(Figure record extracts)
--- Start ---

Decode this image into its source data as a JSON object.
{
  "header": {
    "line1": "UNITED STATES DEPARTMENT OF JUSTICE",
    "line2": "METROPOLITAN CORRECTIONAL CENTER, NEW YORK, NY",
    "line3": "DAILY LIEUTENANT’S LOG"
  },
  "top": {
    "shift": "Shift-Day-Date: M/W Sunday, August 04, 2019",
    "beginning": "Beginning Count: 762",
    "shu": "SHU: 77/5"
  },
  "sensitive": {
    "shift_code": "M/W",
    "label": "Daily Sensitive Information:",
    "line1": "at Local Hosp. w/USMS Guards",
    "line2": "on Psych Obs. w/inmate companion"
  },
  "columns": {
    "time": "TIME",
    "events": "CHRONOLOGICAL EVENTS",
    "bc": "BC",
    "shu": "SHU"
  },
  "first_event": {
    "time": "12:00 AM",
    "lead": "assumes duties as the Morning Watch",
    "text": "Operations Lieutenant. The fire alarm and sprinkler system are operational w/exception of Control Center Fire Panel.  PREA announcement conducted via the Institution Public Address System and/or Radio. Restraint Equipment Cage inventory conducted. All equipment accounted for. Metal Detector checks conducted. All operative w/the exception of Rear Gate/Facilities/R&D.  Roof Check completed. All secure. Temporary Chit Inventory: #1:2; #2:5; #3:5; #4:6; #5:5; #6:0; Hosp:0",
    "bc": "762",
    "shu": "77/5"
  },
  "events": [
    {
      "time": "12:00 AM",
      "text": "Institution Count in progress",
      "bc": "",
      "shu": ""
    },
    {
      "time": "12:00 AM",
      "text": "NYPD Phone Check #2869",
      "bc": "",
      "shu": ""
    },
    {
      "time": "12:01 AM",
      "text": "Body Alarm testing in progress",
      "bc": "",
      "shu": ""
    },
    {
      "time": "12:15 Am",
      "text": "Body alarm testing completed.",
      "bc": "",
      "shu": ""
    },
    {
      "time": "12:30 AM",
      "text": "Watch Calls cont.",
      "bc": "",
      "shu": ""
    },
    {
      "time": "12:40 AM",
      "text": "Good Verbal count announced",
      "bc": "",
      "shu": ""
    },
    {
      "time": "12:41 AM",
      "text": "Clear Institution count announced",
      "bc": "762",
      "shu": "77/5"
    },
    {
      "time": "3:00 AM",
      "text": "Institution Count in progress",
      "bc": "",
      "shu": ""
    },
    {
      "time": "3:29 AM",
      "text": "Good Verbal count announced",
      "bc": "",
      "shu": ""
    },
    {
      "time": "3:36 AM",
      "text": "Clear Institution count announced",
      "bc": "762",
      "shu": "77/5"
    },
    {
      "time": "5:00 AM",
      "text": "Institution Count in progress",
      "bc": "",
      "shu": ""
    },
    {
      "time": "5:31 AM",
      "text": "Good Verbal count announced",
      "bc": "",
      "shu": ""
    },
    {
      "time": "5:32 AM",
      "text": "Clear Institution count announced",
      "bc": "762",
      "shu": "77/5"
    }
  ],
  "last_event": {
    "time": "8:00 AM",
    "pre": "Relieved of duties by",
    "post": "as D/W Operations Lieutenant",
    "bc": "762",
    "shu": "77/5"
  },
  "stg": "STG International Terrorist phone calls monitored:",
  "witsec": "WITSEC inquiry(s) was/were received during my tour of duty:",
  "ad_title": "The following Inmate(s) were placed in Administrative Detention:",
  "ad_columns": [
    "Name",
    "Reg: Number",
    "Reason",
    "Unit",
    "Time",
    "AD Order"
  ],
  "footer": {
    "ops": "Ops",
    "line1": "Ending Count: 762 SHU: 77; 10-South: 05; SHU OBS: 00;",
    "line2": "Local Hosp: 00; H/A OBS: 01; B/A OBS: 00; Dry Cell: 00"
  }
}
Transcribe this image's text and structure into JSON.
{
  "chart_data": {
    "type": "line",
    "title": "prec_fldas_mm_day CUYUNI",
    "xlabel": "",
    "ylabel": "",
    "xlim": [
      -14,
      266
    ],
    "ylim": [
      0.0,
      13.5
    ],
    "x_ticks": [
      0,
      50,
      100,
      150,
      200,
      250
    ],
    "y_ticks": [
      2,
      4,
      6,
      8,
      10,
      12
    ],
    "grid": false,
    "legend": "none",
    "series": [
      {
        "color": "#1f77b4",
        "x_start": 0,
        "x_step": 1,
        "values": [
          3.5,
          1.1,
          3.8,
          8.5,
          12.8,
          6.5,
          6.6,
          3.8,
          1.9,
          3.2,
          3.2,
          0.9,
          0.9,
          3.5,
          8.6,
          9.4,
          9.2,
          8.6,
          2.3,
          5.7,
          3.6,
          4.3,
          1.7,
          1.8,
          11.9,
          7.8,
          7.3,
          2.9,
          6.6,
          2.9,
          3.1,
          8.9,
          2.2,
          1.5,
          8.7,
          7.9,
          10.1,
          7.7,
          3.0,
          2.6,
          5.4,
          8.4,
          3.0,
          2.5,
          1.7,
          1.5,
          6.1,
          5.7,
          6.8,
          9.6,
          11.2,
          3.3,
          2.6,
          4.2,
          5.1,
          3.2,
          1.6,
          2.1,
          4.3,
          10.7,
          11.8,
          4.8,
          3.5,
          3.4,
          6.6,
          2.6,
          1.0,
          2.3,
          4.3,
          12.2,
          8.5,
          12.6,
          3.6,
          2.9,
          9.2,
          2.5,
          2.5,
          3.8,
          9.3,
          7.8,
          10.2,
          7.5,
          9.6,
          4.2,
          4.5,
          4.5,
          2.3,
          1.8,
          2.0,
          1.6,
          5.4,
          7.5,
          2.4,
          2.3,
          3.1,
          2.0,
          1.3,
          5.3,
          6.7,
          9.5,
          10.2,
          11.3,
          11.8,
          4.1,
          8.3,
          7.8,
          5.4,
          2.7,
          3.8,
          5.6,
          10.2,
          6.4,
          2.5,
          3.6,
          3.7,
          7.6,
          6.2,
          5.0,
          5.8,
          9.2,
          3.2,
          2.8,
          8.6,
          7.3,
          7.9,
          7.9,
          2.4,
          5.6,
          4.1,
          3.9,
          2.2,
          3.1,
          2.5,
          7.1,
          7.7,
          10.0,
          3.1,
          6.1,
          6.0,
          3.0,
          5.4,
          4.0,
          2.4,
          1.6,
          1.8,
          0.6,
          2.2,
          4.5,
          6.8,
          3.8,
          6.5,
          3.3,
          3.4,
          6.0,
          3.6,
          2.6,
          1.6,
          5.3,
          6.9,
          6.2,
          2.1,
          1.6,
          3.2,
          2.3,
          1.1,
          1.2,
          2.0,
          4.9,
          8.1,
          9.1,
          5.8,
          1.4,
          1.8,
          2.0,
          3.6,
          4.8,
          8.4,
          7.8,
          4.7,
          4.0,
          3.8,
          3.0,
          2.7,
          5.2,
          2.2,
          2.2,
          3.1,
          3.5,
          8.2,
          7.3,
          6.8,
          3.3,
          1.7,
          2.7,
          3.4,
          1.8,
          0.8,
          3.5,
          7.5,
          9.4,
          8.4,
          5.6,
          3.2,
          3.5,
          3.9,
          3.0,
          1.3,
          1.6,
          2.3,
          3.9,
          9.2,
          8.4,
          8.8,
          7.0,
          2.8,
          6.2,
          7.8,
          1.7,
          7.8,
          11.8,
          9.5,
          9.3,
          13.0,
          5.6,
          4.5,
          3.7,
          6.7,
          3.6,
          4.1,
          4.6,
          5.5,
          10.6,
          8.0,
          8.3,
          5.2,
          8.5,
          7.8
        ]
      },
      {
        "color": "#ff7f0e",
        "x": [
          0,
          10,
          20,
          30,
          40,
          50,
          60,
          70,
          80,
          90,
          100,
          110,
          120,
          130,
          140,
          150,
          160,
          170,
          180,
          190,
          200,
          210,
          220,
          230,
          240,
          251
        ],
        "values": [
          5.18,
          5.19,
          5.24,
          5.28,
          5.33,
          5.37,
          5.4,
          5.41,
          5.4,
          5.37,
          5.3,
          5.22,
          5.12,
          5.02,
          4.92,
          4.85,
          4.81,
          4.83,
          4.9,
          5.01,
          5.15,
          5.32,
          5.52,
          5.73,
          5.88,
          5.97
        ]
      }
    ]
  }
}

--- End ---

▶ Aim of the exercise: Using the listing above, show each line holding the string "duties".

▶ Answer for the task:
    "lead": "assumes duties as the Morning Watch",
    "pre": "Relieved of duties by",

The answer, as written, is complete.